## START Exercise material
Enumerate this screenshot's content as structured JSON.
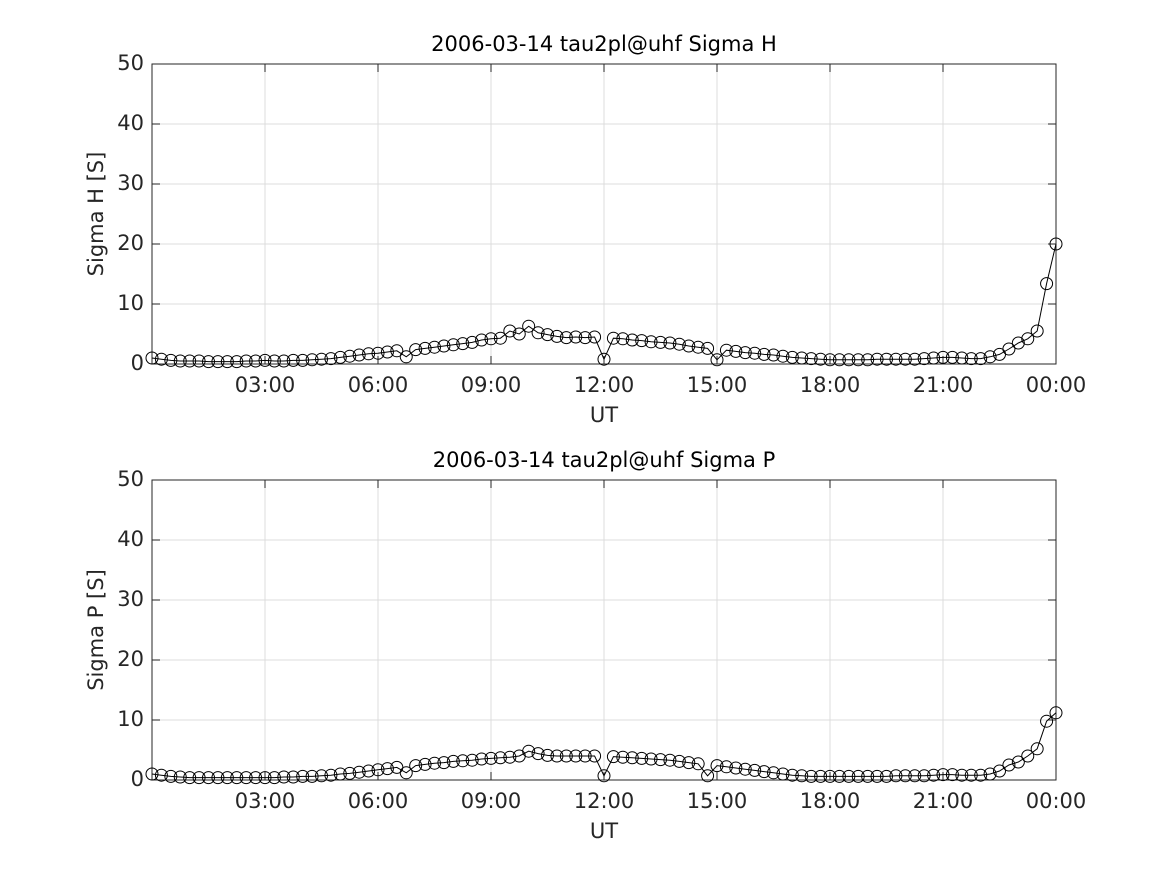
{
  "chart_data": [
    {
      "type": "line",
      "title": "2006-03-14  tau2pl@uhf Sigma H",
      "xlabel": "UT",
      "ylabel": "Sigma H [S]",
      "grid": true,
      "marker": "o",
      "xlim": [
        0,
        24
      ],
      "ylim": [
        0,
        50
      ],
      "xticks": [
        {
          "value": 3,
          "label": "03:00"
        },
        {
          "value": 6,
          "label": "06:00"
        },
        {
          "value": 9,
          "label": "09:00"
        },
        {
          "value": 12,
          "label": "12:00"
        },
        {
          "value": 15,
          "label": "15:00"
        },
        {
          "value": 18,
          "label": "18:00"
        },
        {
          "value": 21,
          "label": "21:00"
        },
        {
          "value": 24,
          "label": "00:00"
        }
      ],
      "yticks": [
        0,
        10,
        20,
        30,
        40,
        50
      ],
      "x": [
        0,
        0.25,
        0.5,
        0.75,
        1,
        1.25,
        1.5,
        1.75,
        2,
        2.25,
        2.5,
        2.75,
        3,
        3.25,
        3.5,
        3.75,
        4,
        4.25,
        4.5,
        4.75,
        5,
        5.25,
        5.5,
        5.75,
        6,
        6.25,
        6.5,
        6.75,
        7,
        7.25,
        7.5,
        7.75,
        8,
        8.25,
        8.5,
        8.75,
        9,
        9.25,
        9.5,
        9.75,
        10,
        10.25,
        10.5,
        10.75,
        11,
        11.25,
        11.5,
        11.75,
        12,
        12.25,
        12.5,
        12.75,
        13,
        13.25,
        13.5,
        13.75,
        14,
        14.25,
        14.5,
        14.75,
        15,
        15.25,
        15.5,
        15.75,
        16,
        16.25,
        16.5,
        16.75,
        17,
        17.25,
        17.5,
        17.75,
        18,
        18.25,
        18.5,
        18.75,
        19,
        19.25,
        19.5,
        19.75,
        20,
        20.25,
        20.5,
        20.75,
        21,
        21.25,
        21.5,
        21.75,
        22,
        22.25,
        22.5,
        22.75,
        23,
        23.25,
        23.5,
        23.75,
        24
      ],
      "series": [
        {
          "color": "#000000",
          "values": [
            1.0,
            0.8,
            0.6,
            0.5,
            0.5,
            0.5,
            0.4,
            0.4,
            0.4,
            0.4,
            0.5,
            0.5,
            0.6,
            0.5,
            0.5,
            0.6,
            0.6,
            0.7,
            0.8,
            0.9,
            1.1,
            1.3,
            1.5,
            1.7,
            1.8,
            2.0,
            2.2,
            1.2,
            2.4,
            2.6,
            2.8,
            3.0,
            3.2,
            3.4,
            3.6,
            4.0,
            4.2,
            4.3,
            5.5,
            5.0,
            6.3,
            5.2,
            4.9,
            4.6,
            4.4,
            4.5,
            4.4,
            4.5,
            0.8,
            4.3,
            4.2,
            4.0,
            3.9,
            3.7,
            3.6,
            3.5,
            3.3,
            3.0,
            2.8,
            2.6,
            0.7,
            2.3,
            2.1,
            1.9,
            1.8,
            1.6,
            1.5,
            1.3,
            1.1,
            1.0,
            0.9,
            0.8,
            0.7,
            0.7,
            0.7,
            0.7,
            0.7,
            0.8,
            0.8,
            0.8,
            0.8,
            0.8,
            0.9,
            1.0,
            1.1,
            1.1,
            1.0,
            0.9,
            0.9,
            1.2,
            1.6,
            2.5,
            3.5,
            4.2,
            5.5,
            13.4,
            20.0
          ]
        }
      ]
    },
    {
      "type": "line",
      "title": "2006-03-14  tau2pl@uhf Sigma P",
      "xlabel": "UT",
      "ylabel": "Sigma P [S]",
      "grid": true,
      "marker": "o",
      "xlim": [
        0,
        24
      ],
      "ylim": [
        0,
        50
      ],
      "xticks": [
        {
          "value": 3,
          "label": "03:00"
        },
        {
          "value": 6,
          "label": "06:00"
        },
        {
          "value": 9,
          "label": "09:00"
        },
        {
          "value": 12,
          "label": "12:00"
        },
        {
          "value": 15,
          "label": "15:00"
        },
        {
          "value": 18,
          "label": "18:00"
        },
        {
          "value": 21,
          "label": "21:00"
        },
        {
          "value": 24,
          "label": "00:00"
        }
      ],
      "yticks": [
        0,
        10,
        20,
        30,
        40,
        50
      ],
      "x": [
        0,
        0.25,
        0.5,
        0.75,
        1,
        1.25,
        1.5,
        1.75,
        2,
        2.25,
        2.5,
        2.75,
        3,
        3.25,
        3.5,
        3.75,
        4,
        4.25,
        4.5,
        4.75,
        5,
        5.25,
        5.5,
        5.75,
        6,
        6.25,
        6.5,
        6.75,
        7,
        7.25,
        7.5,
        7.75,
        8,
        8.25,
        8.5,
        8.75,
        9,
        9.25,
        9.5,
        9.75,
        10,
        10.25,
        10.5,
        10.75,
        11,
        11.25,
        11.5,
        11.75,
        12,
        12.25,
        12.5,
        12.75,
        13,
        13.25,
        13.5,
        13.75,
        14,
        14.25,
        14.5,
        14.75,
        15,
        15.25,
        15.5,
        15.75,
        16,
        16.25,
        16.5,
        16.75,
        17,
        17.25,
        17.5,
        17.75,
        18,
        18.25,
        18.5,
        18.75,
        19,
        19.25,
        19.5,
        19.75,
        20,
        20.25,
        20.5,
        20.75,
        21,
        21.25,
        21.5,
        21.75,
        22,
        22.25,
        22.5,
        22.75,
        23,
        23.25,
        23.5,
        23.75,
        24
      ],
      "series": [
        {
          "color": "#000000",
          "values": [
            1.0,
            0.8,
            0.6,
            0.5,
            0.4,
            0.4,
            0.4,
            0.4,
            0.4,
            0.4,
            0.4,
            0.4,
            0.4,
            0.4,
            0.5,
            0.5,
            0.6,
            0.6,
            0.7,
            0.8,
            1.0,
            1.1,
            1.3,
            1.5,
            1.7,
            1.9,
            2.1,
            1.2,
            2.4,
            2.6,
            2.8,
            2.9,
            3.1,
            3.2,
            3.3,
            3.5,
            3.6,
            3.7,
            3.8,
            4.0,
            4.8,
            4.4,
            4.1,
            4.0,
            4.0,
            4.0,
            4.0,
            4.0,
            0.7,
            3.9,
            3.8,
            3.7,
            3.6,
            3.5,
            3.4,
            3.3,
            3.1,
            2.9,
            2.7,
            0.7,
            2.4,
            2.2,
            2.0,
            1.8,
            1.6,
            1.4,
            1.2,
            1.0,
            0.8,
            0.7,
            0.6,
            0.6,
            0.6,
            0.6,
            0.6,
            0.6,
            0.6,
            0.6,
            0.6,
            0.7,
            0.7,
            0.7,
            0.7,
            0.8,
            0.9,
            0.9,
            0.8,
            0.8,
            0.8,
            1.0,
            1.5,
            2.5,
            3.0,
            4.0,
            5.2,
            9.8,
            11.2
          ]
        }
      ]
    }
  ]
}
## END Exercise material
__Goal__.
Only the number is wanted: how many lines of the data contain the word "title"?

__Completed exercise__.
2